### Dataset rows
* * * * * * *
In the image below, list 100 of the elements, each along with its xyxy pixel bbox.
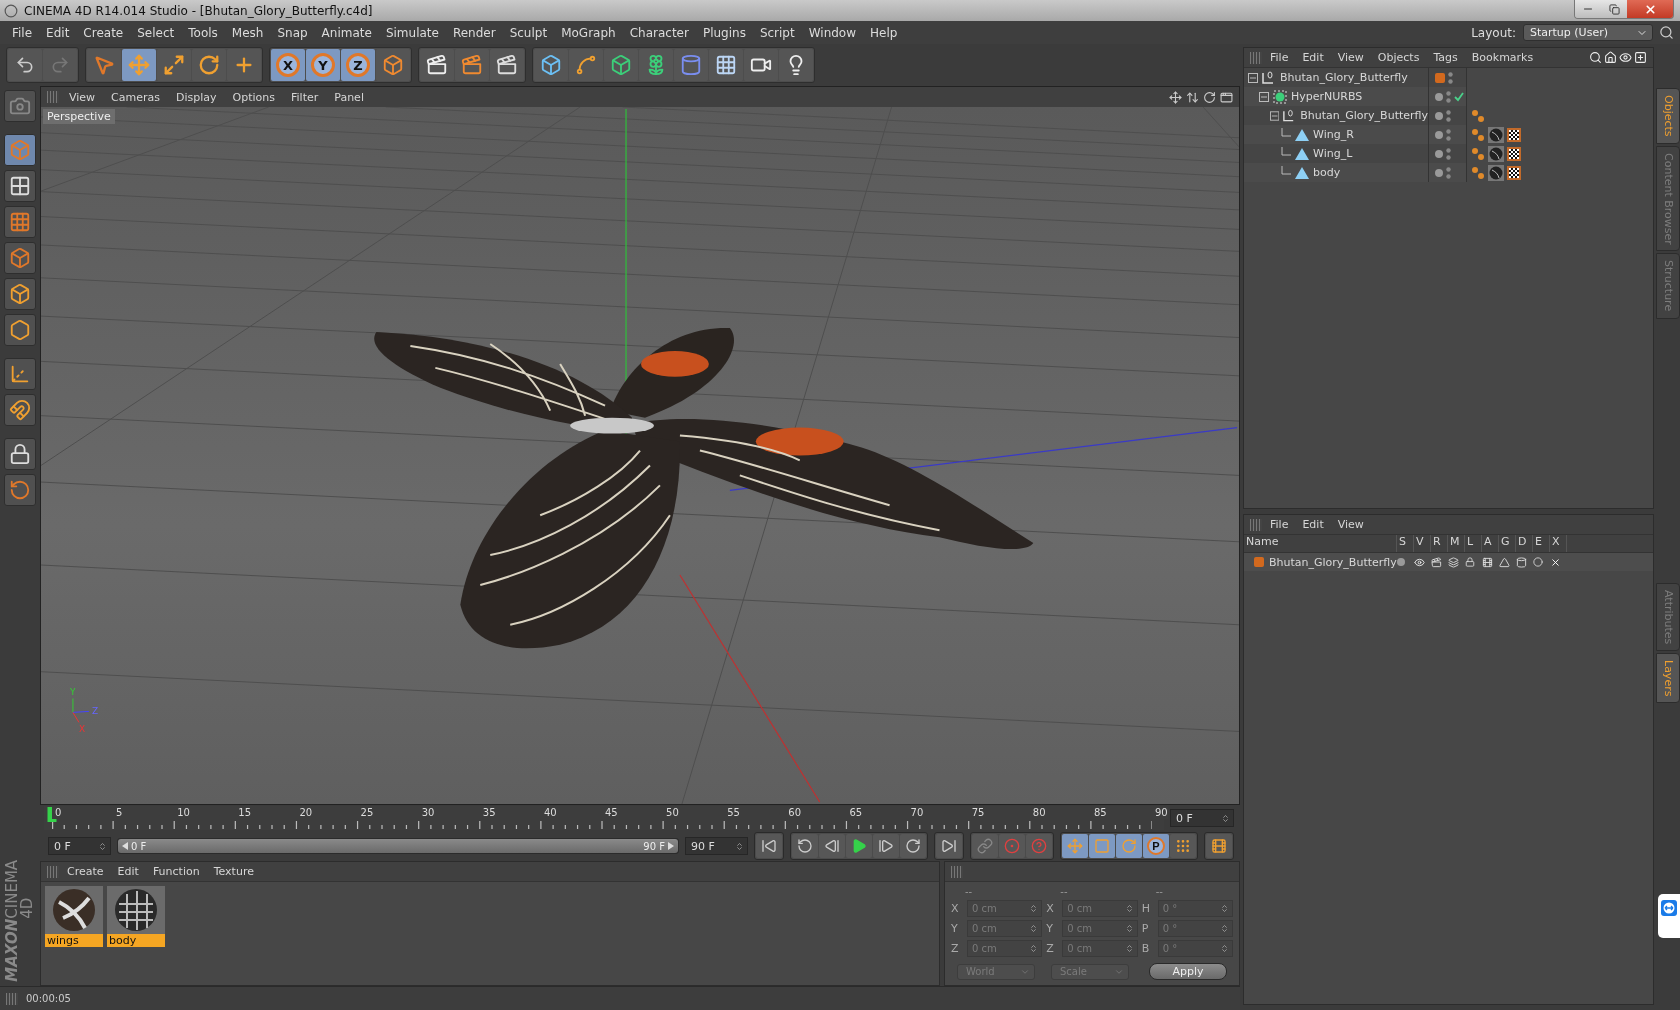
rotate-tool-button[interactable] (192, 49, 226, 81)
visibility-dot[interactable] (1435, 111, 1443, 120)
axis-lock-button[interactable]: Y (306, 49, 340, 81)
menu-item[interactable]: Plugins (696, 23, 752, 42)
timeline-button[interactable] (1206, 834, 1232, 858)
coordinate-system-button[interactable] (376, 49, 410, 81)
menu-item[interactable]: Select (131, 23, 181, 42)
menu-item[interactable]: Edit (1296, 51, 1330, 64)
menu-item[interactable]: Help (864, 23, 904, 42)
camera-mode-button[interactable] (4, 90, 36, 122)
side-tab[interactable]: Objects (1656, 88, 1680, 144)
menu-item[interactable]: Panel (328, 90, 370, 104)
render-settings-button[interactable] (490, 49, 524, 81)
axis-mode-button[interactable] (4, 358, 36, 390)
select-tool-button[interactable] (87, 49, 121, 81)
polygons-mode-button[interactable] (4, 314, 36, 346)
menu-item[interactable]: Edit (111, 865, 145, 878)
menu-item[interactable]: Texture (207, 865, 260, 878)
previous-key-button[interactable] (792, 834, 818, 858)
undo-button[interactable] (8, 49, 42, 81)
menu-item[interactable]: Window (802, 23, 863, 42)
next-frame-button[interactable] (873, 834, 899, 858)
workplane-mode-button[interactable] (4, 206, 36, 238)
go-to-end-button[interactable] (936, 834, 962, 858)
deformer-button[interactable] (674, 49, 708, 81)
texture-mode-button[interactable] (4, 170, 36, 202)
menu-item[interactable]: Sculpt (503, 23, 554, 42)
light-button[interactable] (779, 49, 813, 81)
current-frame-field[interactable]: 0 F (1170, 809, 1234, 827)
menu-item[interactable]: Options (226, 90, 281, 104)
menu-item[interactable]: Render (446, 23, 502, 42)
axis-lock-button[interactable]: X (271, 49, 305, 81)
menu-item[interactable]: Simulate (379, 23, 445, 42)
visibility-dot[interactable] (1435, 92, 1443, 101)
side-tab[interactable]: Layers (1656, 652, 1680, 704)
nurbs-button[interactable] (604, 49, 638, 81)
menu-item[interactable]: Edit (40, 23, 76, 42)
parameter-key-button[interactable]: P (1143, 834, 1169, 858)
menu-item[interactable]: File (6, 23, 39, 42)
menu-item[interactable]: Create (61, 865, 110, 878)
menu-item[interactable]: View (1331, 51, 1370, 64)
model-mode-button[interactable] (4, 134, 36, 166)
lock-mode-button[interactable] (4, 438, 36, 470)
menu-item[interactable]: Cameras (105, 90, 166, 104)
snap-mode-button[interactable] (4, 394, 36, 426)
menu-item[interactable]: File (1264, 51, 1295, 64)
spline-button[interactable] (569, 49, 603, 81)
menu-item[interactable]: Tools (182, 23, 224, 42)
menu-item[interactable]: View (1331, 518, 1370, 531)
menu-item[interactable]: Create (77, 23, 130, 42)
layout-dropdown[interactable]: Startup (User) (1523, 24, 1653, 41)
restore-button[interactable] (1601, 0, 1627, 18)
menu-item[interactable]: Objects (1371, 51, 1426, 64)
edges-mode-button[interactable] (4, 278, 36, 310)
menu-item[interactable]: Animate (315, 23, 378, 42)
menu-item[interactable]: MoGraph (555, 23, 622, 42)
visibility-dot[interactable] (1435, 149, 1443, 158)
menu-item[interactable]: Mesh (225, 23, 270, 42)
next-key-button[interactable] (900, 834, 926, 858)
render-view-button[interactable] (420, 49, 454, 81)
menu-item[interactable]: Bookmarks (1465, 51, 1540, 64)
solo-dot[interactable] (1397, 558, 1405, 566)
play-button[interactable] (846, 834, 872, 858)
remote-support-widget[interactable] (1658, 894, 1680, 938)
range-slider[interactable]: 0 F 90 F (117, 838, 679, 854)
apply-button[interactable]: Apply (1149, 963, 1227, 980)
start-frame-field[interactable]: 0 F (48, 837, 112, 855)
scale-tool-button[interactable] (157, 49, 191, 81)
recent-tool-button[interactable] (227, 49, 261, 81)
array-button[interactable] (639, 49, 673, 81)
previous-frame-button[interactable] (819, 834, 845, 858)
end-frame-field[interactable]: 90 F (684, 837, 748, 855)
point-key-button[interactable] (1170, 834, 1196, 858)
menu-item[interactable]: Function (146, 865, 206, 878)
minimize-button[interactable] (1575, 0, 1601, 18)
axis-lock-button[interactable]: Z (341, 49, 375, 81)
menu-item[interactable]: Filter (285, 90, 325, 104)
layer-row[interactable]: Bhutan_Glory_Butterfly (1244, 553, 1653, 571)
close-button[interactable] (1627, 0, 1673, 18)
object-row[interactable]: HyperNURBS (1244, 87, 1429, 106)
grid-mode-button[interactable] (4, 474, 36, 506)
menu-item[interactable]: Tags (1427, 51, 1464, 64)
go-to-start-button[interactable] (756, 834, 782, 858)
menu-item[interactable]: File (1264, 518, 1295, 531)
menu-item[interactable]: Script (753, 23, 801, 42)
points-mode-button[interactable] (4, 242, 36, 274)
material-swatch[interactable]: wings (45, 886, 103, 947)
menu-item[interactable]: View (63, 90, 102, 104)
camera-button[interactable] (744, 49, 778, 81)
visibility-dot[interactable] (1435, 168, 1443, 177)
render-picture-button[interactable] (455, 49, 489, 81)
menu-item[interactable]: Character (623, 23, 695, 42)
menu-item[interactable]: Snap (271, 23, 314, 42)
cube-button[interactable] (534, 49, 568, 81)
object-row[interactable]: Wing_R (1244, 125, 1429, 144)
floor-button[interactable] (709, 49, 743, 81)
object-row[interactable]: body (1244, 163, 1429, 182)
menu-item[interactable]: Display (170, 90, 223, 104)
autokey-link-button[interactable] (972, 834, 998, 858)
material-swatch[interactable]: body (107, 886, 165, 947)
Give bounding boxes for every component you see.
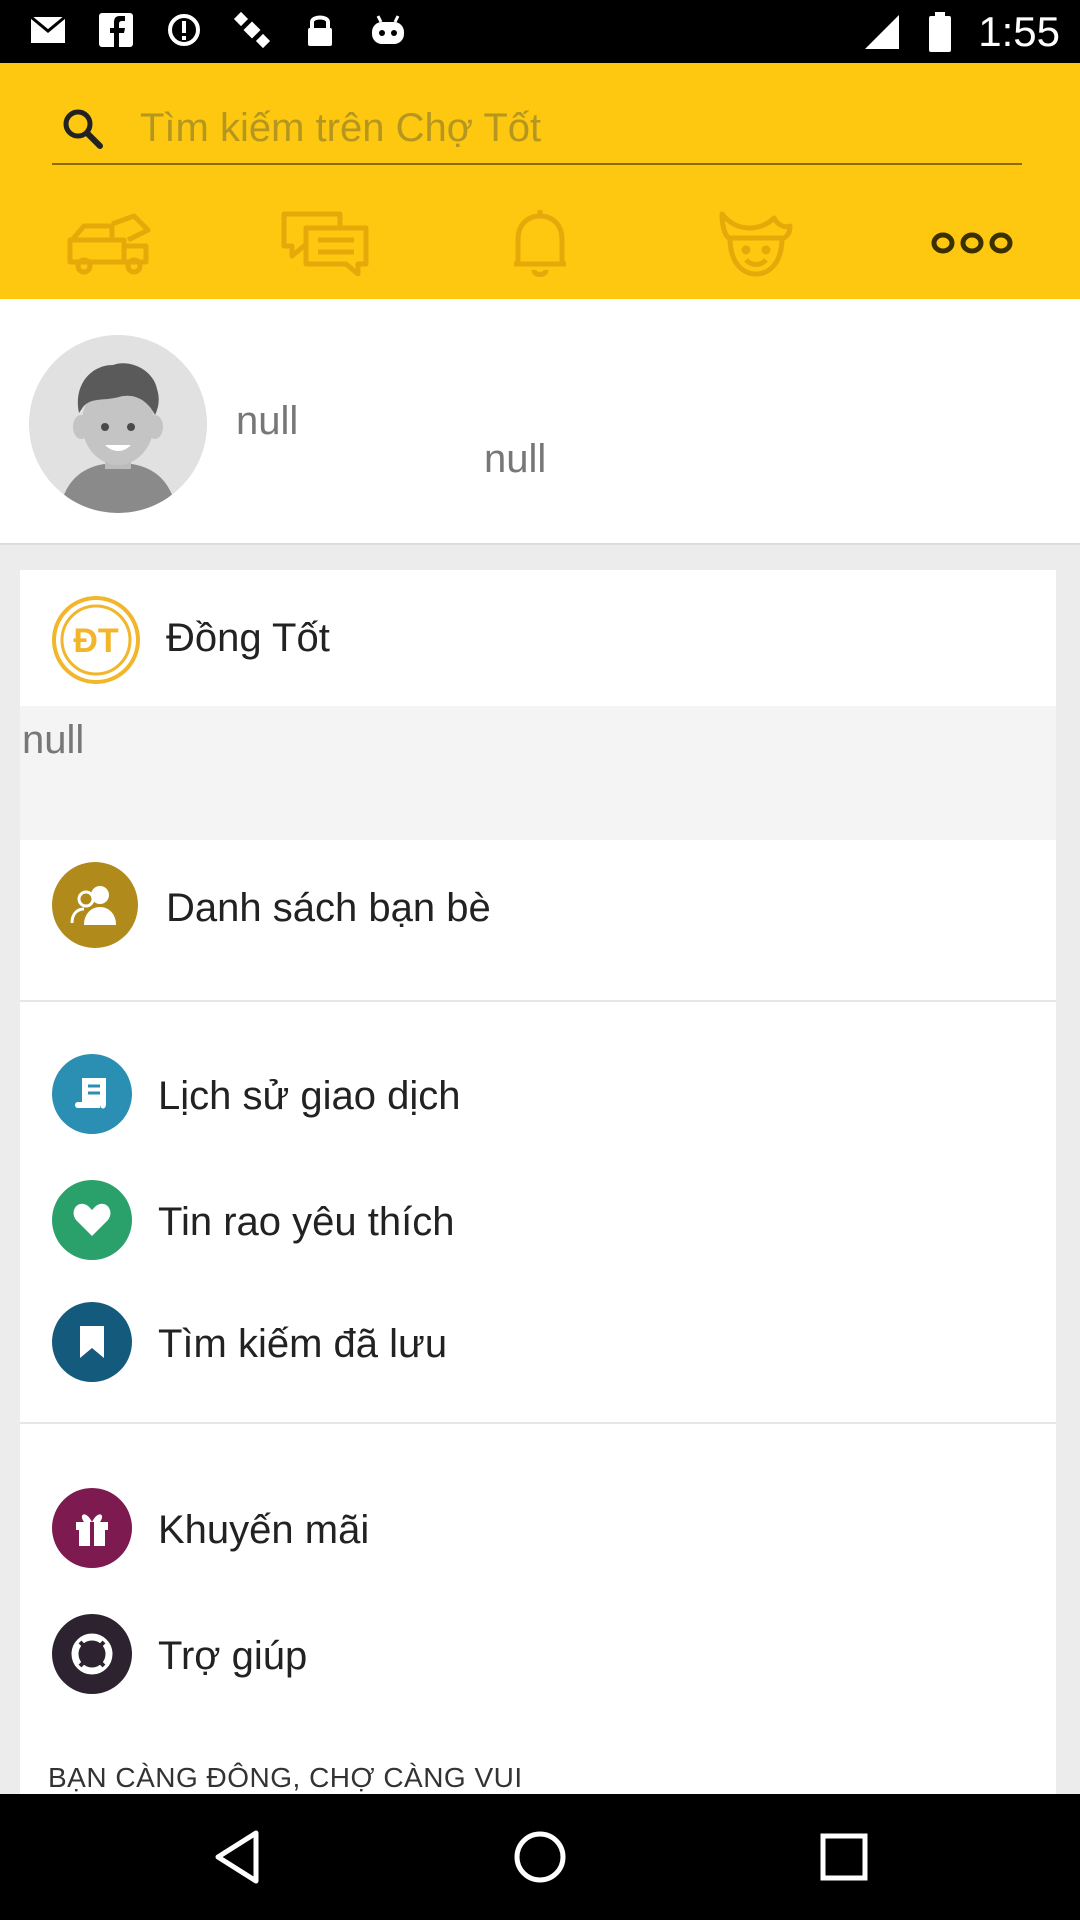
face-icon[interactable]	[701, 203, 811, 283]
battery-icon	[920, 12, 960, 52]
signal-icon	[862, 12, 902, 52]
saved-search-label: Tìm kiếm đã lưu	[158, 1322, 448, 1366]
menu-item-saved-search[interactable]: Tìm kiếm đã lưu	[20, 1288, 1056, 1404]
account-menu: ĐT Đồng Tốt null Danh sách bạn bè Lịch s…	[20, 570, 1056, 1794]
menu-item-help[interactable]: Trợ giúp	[20, 1600, 1056, 1716]
divider	[20, 1000, 1056, 1002]
transaction-history-label: Lịch sử giao dịch	[158, 1074, 461, 1118]
status-time: 1:55	[978, 8, 1060, 55]
dong-tot-value: null	[22, 718, 85, 762]
system-nav-bar	[0, 1794, 1080, 1920]
profile-name: null	[236, 399, 299, 443]
profile-section[interactable]: null null	[0, 299, 1080, 545]
gift-icon	[52, 1488, 132, 1568]
status-bar: 1:55	[0, 0, 1080, 63]
slogan: BẠN CÀNG ĐÔNG, CHỢ CÀNG VUI	[48, 1762, 523, 1793]
menu-item-dong-tot[interactable]: ĐT Đồng Tốt	[20, 570, 1056, 706]
chat-icon[interactable]	[270, 203, 380, 283]
menu-item-friends[interactable]: Danh sách bạn bè	[20, 840, 1056, 970]
help-label: Trợ giúp	[158, 1634, 308, 1678]
search-icon[interactable]	[52, 98, 112, 158]
menu-item-promotions[interactable]: Khuyến mãi	[20, 1474, 1056, 1590]
lock-icon	[300, 10, 340, 50]
menu-item-favorites[interactable]: Tin rao yêu thích	[20, 1166, 1056, 1282]
gps-icon	[232, 10, 272, 50]
dong-tot-icon-text: ĐT	[73, 622, 119, 660]
back-icon[interactable]	[202, 1822, 272, 1892]
dong-tot-balance: null	[20, 706, 1056, 840]
status-bar-notifications	[28, 10, 408, 50]
more-icon[interactable]	[917, 203, 1027, 283]
home-icon[interactable]	[505, 1822, 575, 1892]
truck-icon[interactable]	[54, 203, 164, 283]
alert-circle-icon	[164, 10, 204, 50]
mail-icon	[28, 10, 68, 50]
android-icon	[368, 10, 408, 50]
search-input[interactable]	[140, 105, 990, 151]
friends-label: Danh sách bạn bè	[166, 886, 491, 930]
bell-icon[interactable]	[485, 203, 595, 283]
dong-tot-label: Đồng Tốt	[166, 616, 330, 660]
promotions-label: Khuyến mãi	[158, 1508, 370, 1552]
facebook-icon	[96, 10, 136, 50]
menu-item-transaction-history[interactable]: Lịch sử giao dịch	[20, 1040, 1056, 1156]
profile-subtitle: null	[484, 437, 547, 481]
bookmark-icon	[52, 1302, 132, 1382]
status-bar-system: 1:55	[862, 8, 1060, 56]
friends-icon	[52, 862, 138, 948]
favorites-label: Tin rao yêu thích	[158, 1200, 455, 1244]
divider	[20, 1422, 1056, 1424]
app-header	[0, 63, 1080, 299]
header-nav	[0, 203, 1080, 283]
avatar[interactable]	[29, 335, 207, 513]
heart-icon	[52, 1180, 132, 1260]
dong-tot-coin-icon: ĐT	[52, 596, 140, 684]
lifebuoy-icon	[52, 1614, 132, 1694]
receipt-icon	[52, 1054, 132, 1134]
search-bar[interactable]	[52, 93, 1022, 165]
recents-icon[interactable]	[809, 1822, 879, 1892]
* * * * * * *
### EXERCISE TASK
Write out verbatim the lines above, from the line with "203, 811, 283]" to the line with "1000, 1056, 1002]", including both of those lines.

### RESULT OF THIS TASK
face-icon[interactable]	[701, 203, 811, 283]
battery-icon	[920, 12, 960, 52]
signal-icon	[862, 12, 902, 52]
saved-search-label: Tìm kiếm đã lưu	[158, 1322, 448, 1366]
menu-item-saved-search[interactable]: Tìm kiếm đã lưu	[20, 1288, 1056, 1404]
account-menu: ĐT Đồng Tốt null Danh sách bạn bè Lịch s…	[20, 570, 1056, 1794]
menu-item-help[interactable]: Trợ giúp	[20, 1600, 1056, 1716]
divider	[20, 1000, 1056, 1002]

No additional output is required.